The problem: Print every line of the listing below without any changes.

Layout dataset listing:
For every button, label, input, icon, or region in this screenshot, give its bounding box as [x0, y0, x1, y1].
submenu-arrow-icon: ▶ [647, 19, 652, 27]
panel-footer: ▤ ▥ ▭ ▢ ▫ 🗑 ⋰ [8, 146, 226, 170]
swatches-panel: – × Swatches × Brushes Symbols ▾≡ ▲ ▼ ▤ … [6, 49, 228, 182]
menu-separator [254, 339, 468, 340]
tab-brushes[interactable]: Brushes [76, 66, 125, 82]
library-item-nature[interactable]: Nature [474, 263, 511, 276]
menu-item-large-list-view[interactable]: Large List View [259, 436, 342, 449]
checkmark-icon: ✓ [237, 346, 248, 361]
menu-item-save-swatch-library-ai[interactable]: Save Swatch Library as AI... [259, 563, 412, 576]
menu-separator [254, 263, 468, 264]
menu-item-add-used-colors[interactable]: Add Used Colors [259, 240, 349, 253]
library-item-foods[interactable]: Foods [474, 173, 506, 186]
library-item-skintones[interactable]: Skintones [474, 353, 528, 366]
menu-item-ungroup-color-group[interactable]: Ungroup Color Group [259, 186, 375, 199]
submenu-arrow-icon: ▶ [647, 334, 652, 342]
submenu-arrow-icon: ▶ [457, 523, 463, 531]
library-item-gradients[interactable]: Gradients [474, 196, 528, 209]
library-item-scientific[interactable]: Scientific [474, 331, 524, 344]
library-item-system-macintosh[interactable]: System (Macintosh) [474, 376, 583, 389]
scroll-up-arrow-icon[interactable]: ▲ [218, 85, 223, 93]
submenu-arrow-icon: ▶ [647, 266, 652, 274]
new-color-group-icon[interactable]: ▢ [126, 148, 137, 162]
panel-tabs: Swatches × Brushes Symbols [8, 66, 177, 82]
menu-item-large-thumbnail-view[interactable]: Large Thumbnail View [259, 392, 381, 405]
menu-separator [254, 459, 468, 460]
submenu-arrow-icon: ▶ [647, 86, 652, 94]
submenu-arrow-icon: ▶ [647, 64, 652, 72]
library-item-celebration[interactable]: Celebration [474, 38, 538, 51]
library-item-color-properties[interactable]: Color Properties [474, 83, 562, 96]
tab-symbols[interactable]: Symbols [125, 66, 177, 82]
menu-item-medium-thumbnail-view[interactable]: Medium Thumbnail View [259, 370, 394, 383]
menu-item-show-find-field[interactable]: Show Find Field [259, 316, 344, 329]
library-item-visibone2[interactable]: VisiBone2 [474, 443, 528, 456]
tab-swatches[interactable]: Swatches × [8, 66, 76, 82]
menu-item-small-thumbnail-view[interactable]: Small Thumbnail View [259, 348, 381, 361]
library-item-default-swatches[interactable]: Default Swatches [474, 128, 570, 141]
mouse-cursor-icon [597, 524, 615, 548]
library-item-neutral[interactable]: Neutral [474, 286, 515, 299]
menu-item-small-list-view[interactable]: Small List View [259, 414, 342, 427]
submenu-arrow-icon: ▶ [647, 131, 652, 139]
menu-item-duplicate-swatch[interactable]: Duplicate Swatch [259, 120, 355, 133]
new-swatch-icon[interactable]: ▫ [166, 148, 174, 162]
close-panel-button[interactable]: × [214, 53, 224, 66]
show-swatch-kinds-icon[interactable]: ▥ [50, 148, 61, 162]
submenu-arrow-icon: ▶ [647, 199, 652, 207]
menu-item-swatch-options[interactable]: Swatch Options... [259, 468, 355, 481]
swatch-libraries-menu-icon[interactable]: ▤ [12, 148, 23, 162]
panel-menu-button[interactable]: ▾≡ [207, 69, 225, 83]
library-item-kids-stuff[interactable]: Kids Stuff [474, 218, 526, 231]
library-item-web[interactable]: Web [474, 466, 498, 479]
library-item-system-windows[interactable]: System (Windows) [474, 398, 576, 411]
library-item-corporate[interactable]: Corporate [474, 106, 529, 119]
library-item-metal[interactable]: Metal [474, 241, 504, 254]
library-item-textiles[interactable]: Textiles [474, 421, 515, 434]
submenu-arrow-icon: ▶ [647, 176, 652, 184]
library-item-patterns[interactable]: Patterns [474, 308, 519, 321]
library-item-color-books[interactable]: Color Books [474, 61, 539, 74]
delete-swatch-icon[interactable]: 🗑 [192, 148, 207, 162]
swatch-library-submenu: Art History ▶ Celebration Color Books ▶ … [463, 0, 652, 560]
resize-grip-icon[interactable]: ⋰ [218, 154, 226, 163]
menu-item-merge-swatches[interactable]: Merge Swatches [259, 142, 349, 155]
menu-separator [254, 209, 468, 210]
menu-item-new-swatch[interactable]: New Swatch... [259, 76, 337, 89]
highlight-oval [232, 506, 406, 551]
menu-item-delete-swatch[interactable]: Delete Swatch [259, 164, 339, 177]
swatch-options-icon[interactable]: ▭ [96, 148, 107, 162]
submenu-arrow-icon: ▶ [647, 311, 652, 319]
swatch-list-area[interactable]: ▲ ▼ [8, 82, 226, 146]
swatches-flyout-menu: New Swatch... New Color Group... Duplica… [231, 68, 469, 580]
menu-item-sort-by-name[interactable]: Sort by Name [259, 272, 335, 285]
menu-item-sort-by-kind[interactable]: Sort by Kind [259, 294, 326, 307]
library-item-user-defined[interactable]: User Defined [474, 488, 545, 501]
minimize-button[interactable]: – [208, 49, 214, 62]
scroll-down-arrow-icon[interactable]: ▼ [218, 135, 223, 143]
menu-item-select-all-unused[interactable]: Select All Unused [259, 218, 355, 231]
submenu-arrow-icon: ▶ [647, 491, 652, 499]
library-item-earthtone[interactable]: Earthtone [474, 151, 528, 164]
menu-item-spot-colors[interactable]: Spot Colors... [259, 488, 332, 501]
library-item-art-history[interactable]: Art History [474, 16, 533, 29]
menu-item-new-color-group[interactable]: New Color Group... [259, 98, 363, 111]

Solution to this exercise:
For every button, label, input, icon, or region in this screenshot, give its bounding box as [x0, y0, x1, y1].
submenu-arrow-icon: ▶ [647, 19, 652, 27]
panel-footer: ▤ ▥ ▭ ▢ ▫ 🗑 ⋰ [8, 146, 226, 170]
swatches-panel: – × Swatches × Brushes Symbols ▾≡ ▲ ▼ ▤ … [6, 49, 228, 182]
menu-separator [254, 339, 468, 340]
tab-brushes[interactable]: Brushes [76, 66, 125, 82]
library-item-nature[interactable]: Nature [474, 263, 511, 276]
menu-item-large-list-view[interactable]: Large List View [259, 436, 342, 449]
checkmark-icon: ✓ [237, 346, 248, 361]
menu-item-save-swatch-library-ai[interactable]: Save Swatch Library as AI... [259, 563, 412, 576]
menu-separator [254, 263, 468, 264]
menu-item-add-used-colors[interactable]: Add Used Colors [259, 240, 349, 253]
library-item-foods[interactable]: Foods [474, 173, 506, 186]
library-item-skintones[interactable]: Skintones [474, 353, 528, 366]
menu-item-ungroup-color-group[interactable]: Ungroup Color Group [259, 186, 375, 199]
submenu-arrow-icon: ▶ [647, 334, 652, 342]
submenu-arrow-icon: ▶ [457, 523, 463, 531]
library-item-gradients[interactable]: Gradients [474, 196, 528, 209]
library-item-scientific[interactable]: Scientific [474, 331, 524, 344]
library-item-system-macintosh[interactable]: System (Macintosh) [474, 376, 583, 389]
scroll-up-arrow-icon[interactable]: ▲ [218, 85, 223, 93]
submenu-arrow-icon: ▶ [647, 266, 652, 274]
new-color-group-icon[interactable]: ▢ [126, 148, 137, 162]
panel-tabs: Swatches × Brushes Symbols [8, 66, 177, 82]
menu-item-large-thumbnail-view[interactable]: Large Thumbnail View [259, 392, 381, 405]
menu-separator [254, 459, 468, 460]
submenu-arrow-icon: ▶ [647, 86, 652, 94]
submenu-arrow-icon: ▶ [647, 64, 652, 72]
library-item-celebration[interactable]: Celebration [474, 38, 538, 51]
library-item-color-properties[interactable]: Color Properties [474, 83, 562, 96]
tab-symbols[interactable]: Symbols [125, 66, 177, 82]
menu-item-medium-thumbnail-view[interactable]: Medium Thumbnail View [259, 370, 394, 383]
menu-item-show-find-field[interactable]: Show Find Field [259, 316, 344, 329]
library-item-visibone2[interactable]: VisiBone2 [474, 443, 528, 456]
tab-swatches[interactable]: Swatches × [8, 66, 76, 82]
menu-item-small-thumbnail-view[interactable]: Small Thumbnail View [259, 348, 381, 361]
library-item-default-swatches[interactable]: Default Swatches [474, 128, 570, 141]
mouse-cursor-icon [597, 524, 615, 548]
library-item-neutral[interactable]: Neutral [474, 286, 515, 299]
menu-item-small-list-view[interactable]: Small List View [259, 414, 342, 427]
submenu-arrow-icon: ▶ [647, 131, 652, 139]
menu-item-duplicate-swatch[interactable]: Duplicate Swatch [259, 120, 355, 133]
new-swatch-icon[interactable]: ▫ [166, 148, 174, 162]
close-panel-button[interactable]: × [214, 53, 224, 66]
show-swatch-kinds-icon[interactable]: ▥ [50, 148, 61, 162]
submenu-arrow-icon: ▶ [647, 199, 652, 207]
menu-item-swatch-options[interactable]: Swatch Options... [259, 468, 355, 481]
swatch-libraries-menu-icon[interactable]: ▤ [12, 148, 23, 162]
panel-menu-button[interactable]: ▾≡ [207, 69, 225, 83]
library-item-kids-stuff[interactable]: Kids Stuff [474, 218, 526, 231]
library-item-web[interactable]: Web [474, 466, 498, 479]
library-item-system-windows[interactable]: System (Windows) [474, 398, 576, 411]
library-item-corporate[interactable]: Corporate [474, 106, 529, 119]
library-item-metal[interactable]: Metal [474, 241, 504, 254]
library-item-textiles[interactable]: Textiles [474, 421, 515, 434]
submenu-arrow-icon: ▶ [647, 176, 652, 184]
library-item-patterns[interactable]: Patterns [474, 308, 519, 321]
library-item-color-books[interactable]: Color Books [474, 61, 539, 74]
delete-swatch-icon[interactable]: 🗑 [192, 148, 207, 162]
swatch-library-submenu: Art History ▶ Celebration Color Books ▶ … [463, 0, 652, 560]
resize-grip-icon[interactable]: ⋰ [218, 154, 226, 163]
menu-item-merge-swatches[interactable]: Merge Swatches [259, 142, 349, 155]
menu-separator [254, 209, 468, 210]
menu-item-new-swatch[interactable]: New Swatch... [259, 76, 337, 89]
highlight-oval [232, 506, 406, 551]
menu-item-delete-swatch[interactable]: Delete Swatch [259, 164, 339, 177]
swatch-options-icon[interactable]: ▭ [96, 148, 107, 162]
submenu-arrow-icon: ▶ [647, 311, 652, 319]
swatch-list-area[interactable]: ▲ ▼ [8, 82, 226, 146]
swatches-flyout-menu: New Swatch... New Color Group... Duplica… [231, 68, 469, 580]
menu-item-sort-by-name[interactable]: Sort by Name [259, 272, 335, 285]
menu-item-sort-by-kind[interactable]: Sort by Kind [259, 294, 326, 307]
library-item-user-defined[interactable]: User Defined [474, 488, 545, 501]
minimize-button[interactable]: – [208, 49, 214, 62]
scroll-down-arrow-icon[interactable]: ▼ [218, 135, 223, 143]
menu-item-select-all-unused[interactable]: Select All Unused [259, 218, 355, 231]
submenu-arrow-icon: ▶ [647, 491, 652, 499]
library-item-earthtone[interactable]: Earthtone [474, 151, 528, 164]
menu-item-spot-colors[interactable]: Spot Colors... [259, 488, 332, 501]
library-item-art-history[interactable]: Art History [474, 16, 533, 29]
menu-item-new-color-group[interactable]: New Color Group... [259, 98, 363, 111]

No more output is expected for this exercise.